[A run of records]
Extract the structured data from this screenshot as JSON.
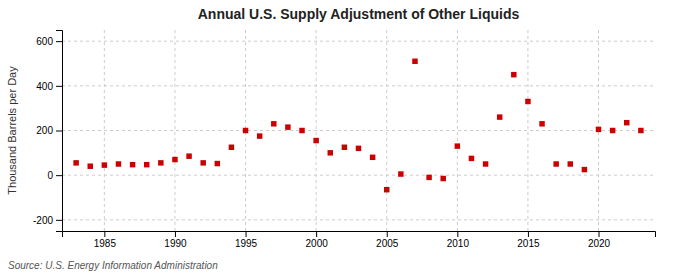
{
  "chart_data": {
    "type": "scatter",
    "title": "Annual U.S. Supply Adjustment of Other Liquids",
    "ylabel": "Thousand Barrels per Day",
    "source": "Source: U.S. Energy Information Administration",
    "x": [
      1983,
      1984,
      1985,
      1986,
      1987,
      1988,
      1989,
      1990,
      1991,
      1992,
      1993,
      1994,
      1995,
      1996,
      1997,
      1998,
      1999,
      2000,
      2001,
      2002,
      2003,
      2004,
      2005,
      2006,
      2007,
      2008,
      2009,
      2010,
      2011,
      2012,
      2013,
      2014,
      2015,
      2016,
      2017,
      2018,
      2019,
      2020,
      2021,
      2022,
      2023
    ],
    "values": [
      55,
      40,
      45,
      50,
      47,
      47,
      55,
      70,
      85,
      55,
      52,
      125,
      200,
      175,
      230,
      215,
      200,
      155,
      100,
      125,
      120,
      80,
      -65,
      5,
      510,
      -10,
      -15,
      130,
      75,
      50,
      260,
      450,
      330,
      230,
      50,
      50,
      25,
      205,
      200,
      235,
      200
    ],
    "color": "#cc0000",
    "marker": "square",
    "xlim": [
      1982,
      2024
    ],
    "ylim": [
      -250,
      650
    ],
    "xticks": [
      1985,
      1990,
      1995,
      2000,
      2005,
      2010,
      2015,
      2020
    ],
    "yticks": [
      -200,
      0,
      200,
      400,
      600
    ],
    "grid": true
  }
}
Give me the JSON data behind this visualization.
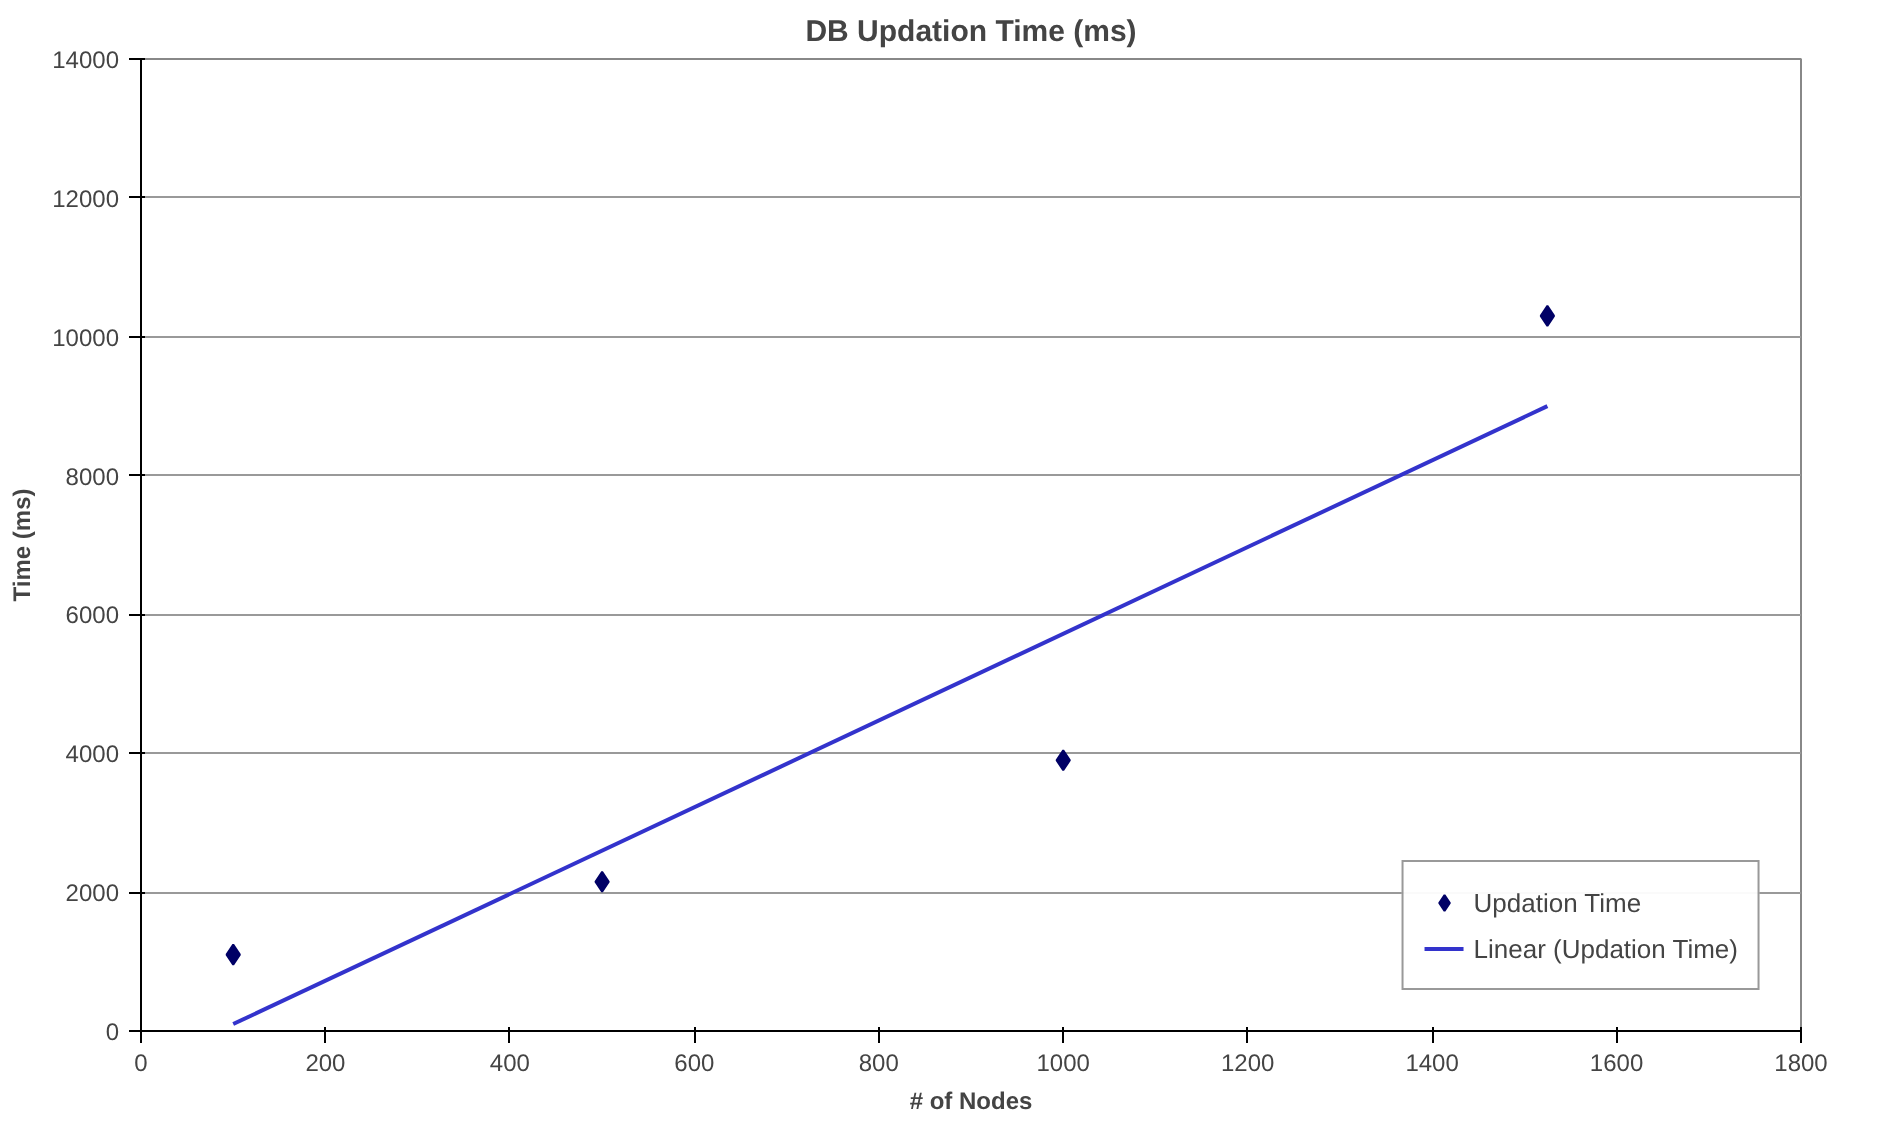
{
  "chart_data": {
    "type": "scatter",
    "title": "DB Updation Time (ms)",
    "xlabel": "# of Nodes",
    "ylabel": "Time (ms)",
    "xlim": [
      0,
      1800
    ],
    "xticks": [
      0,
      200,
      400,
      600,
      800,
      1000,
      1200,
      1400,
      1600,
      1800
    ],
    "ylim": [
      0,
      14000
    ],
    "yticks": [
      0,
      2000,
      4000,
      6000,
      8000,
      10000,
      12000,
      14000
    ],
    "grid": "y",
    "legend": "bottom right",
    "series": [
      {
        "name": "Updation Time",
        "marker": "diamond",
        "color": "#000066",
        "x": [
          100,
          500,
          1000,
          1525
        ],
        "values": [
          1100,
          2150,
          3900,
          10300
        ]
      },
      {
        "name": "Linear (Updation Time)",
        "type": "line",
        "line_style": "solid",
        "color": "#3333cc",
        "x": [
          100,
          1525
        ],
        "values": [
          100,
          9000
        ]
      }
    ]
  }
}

**PROBLEM TO WORK ON**:
Using the listing above, pull out all lines that hold the word "this".

**ANSWER TO THE TASK**:
Extract the structured data from this screenshot as JSON.
Give me the JSON data behind this visualization.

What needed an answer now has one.